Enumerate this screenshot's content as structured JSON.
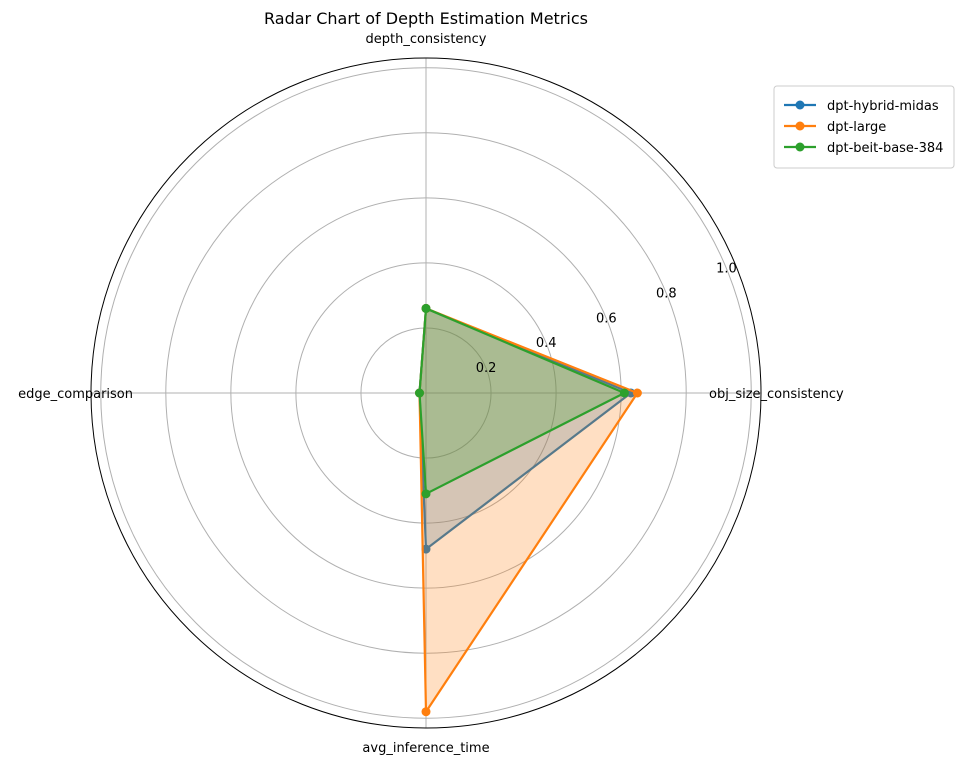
{
  "chart_data": {
    "type": "radar",
    "title": "Radar Chart of Depth Estimation Metrics",
    "axes": [
      "obj_size_consistency",
      "depth_consistency",
      "edge_comparison",
      "avg_inference_time"
    ],
    "rticks": [
      "0.2",
      "0.4",
      "0.6",
      "0.8",
      "1.0"
    ],
    "rtick_values": [
      0.2,
      0.4,
      0.6,
      0.8,
      1.0
    ],
    "rlim": [
      0,
      1.03
    ],
    "grid": true,
    "legend_position": "top-right",
    "series": [
      {
        "name": "dpt-hybrid-midas",
        "color": "#1f77b4",
        "values": [
          0.63,
          0.26,
          0.02,
          0.48
        ]
      },
      {
        "name": "dpt-large",
        "color": "#ff7f0e",
        "values": [
          0.65,
          0.26,
          0.02,
          0.98
        ]
      },
      {
        "name": "dpt-beit-base-384",
        "color": "#2ca02c",
        "values": [
          0.61,
          0.26,
          0.02,
          0.31
        ]
      }
    ]
  }
}
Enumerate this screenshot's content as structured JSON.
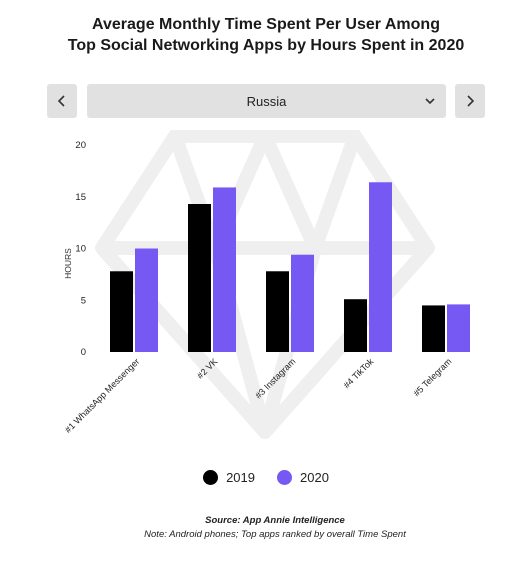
{
  "title": {
    "line1": "Average Monthly Time Spent Per User Among",
    "line2": "Top Social Networking Apps by Hours Spent in 2020"
  },
  "controls": {
    "prev_icon": "chevron-left-icon",
    "next_icon": "chevron-right-icon",
    "dropdown_icon": "chevron-down-icon",
    "selected_country": "Russia"
  },
  "colors": {
    "2019": "#000000",
    "2020": "#7559f2",
    "control_bg": "#e1e1e1",
    "watermark": "#efefef"
  },
  "chart_data": {
    "type": "bar",
    "ylabel": "HOURS",
    "ylim": [
      0,
      20
    ],
    "yticks": [
      0,
      5,
      10,
      15,
      20
    ],
    "categories": [
      "#1 WhatsApp Messenger",
      "#2 VK",
      "#3 Instagram",
      "#4 TikTok",
      "#5 Telegram"
    ],
    "series": [
      {
        "name": "2019",
        "values": [
          7.8,
          14.3,
          7.8,
          5.1,
          4.5
        ]
      },
      {
        "name": "2020",
        "values": [
          10.0,
          15.9,
          9.4,
          16.4,
          4.6
        ]
      }
    ],
    "legend_position": "bottom",
    "grid": false
  },
  "legend": [
    {
      "label": "2019",
      "color": "#000000"
    },
    {
      "label": "2020",
      "color": "#7559f2"
    }
  ],
  "footer": {
    "source": "Source: App Annie Intelligence",
    "note": "Note: Android phones; Top apps ranked by overall Time Spent"
  }
}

What you are asked to do: Copy the records above exactly, leaving out every picture.

Final result:
Enumerate this screenshot's content as structured JSON.
{
  "chart_data": {
    "type": "radar",
    "title": "Radar Chart of Depth Estimation Metrics",
    "axes": [
      "obj_size_consistency",
      "depth_consistency",
      "edge_comparison",
      "avg_inference_time"
    ],
    "rticks": [
      "0.2",
      "0.4",
      "0.6",
      "0.8",
      "1.0"
    ],
    "rtick_values": [
      0.2,
      0.4,
      0.6,
      0.8,
      1.0
    ],
    "rlim": [
      0,
      1.03
    ],
    "grid": true,
    "legend_position": "top-right",
    "series": [
      {
        "name": "dpt-hybrid-midas",
        "color": "#1f77b4",
        "values": [
          0.63,
          0.26,
          0.02,
          0.48
        ]
      },
      {
        "name": "dpt-large",
        "color": "#ff7f0e",
        "values": [
          0.65,
          0.26,
          0.02,
          0.98
        ]
      },
      {
        "name": "dpt-beit-base-384",
        "color": "#2ca02c",
        "values": [
          0.61,
          0.26,
          0.02,
          0.31
        ]
      }
    ]
  }
}
Enumerate this screenshot's content as structured JSON.
{
  "title": {
    "line1": "Average Monthly Time Spent Per User Among",
    "line2": "Top Social Networking Apps by Hours Spent in 2020"
  },
  "controls": {
    "prev_icon": "chevron-left-icon",
    "next_icon": "chevron-right-icon",
    "dropdown_icon": "chevron-down-icon",
    "selected_country": "Russia"
  },
  "colors": {
    "2019": "#000000",
    "2020": "#7559f2",
    "control_bg": "#e1e1e1",
    "watermark": "#efefef"
  },
  "chart_data": {
    "type": "bar",
    "ylabel": "HOURS",
    "ylim": [
      0,
      20
    ],
    "yticks": [
      0,
      5,
      10,
      15,
      20
    ],
    "categories": [
      "#1 WhatsApp Messenger",
      "#2 VK",
      "#3 Instagram",
      "#4 TikTok",
      "#5 Telegram"
    ],
    "series": [
      {
        "name": "2019",
        "values": [
          7.8,
          14.3,
          7.8,
          5.1,
          4.5
        ]
      },
      {
        "name": "2020",
        "values": [
          10.0,
          15.9,
          9.4,
          16.4,
          4.6
        ]
      }
    ],
    "legend_position": "bottom",
    "grid": false
  },
  "legend": [
    {
      "label": "2019",
      "color": "#000000"
    },
    {
      "label": "2020",
      "color": "#7559f2"
    }
  ],
  "footer": {
    "source": "Source: App Annie Intelligence",
    "note": "Note: Android phones; Top apps ranked by overall Time Spent"
  }
}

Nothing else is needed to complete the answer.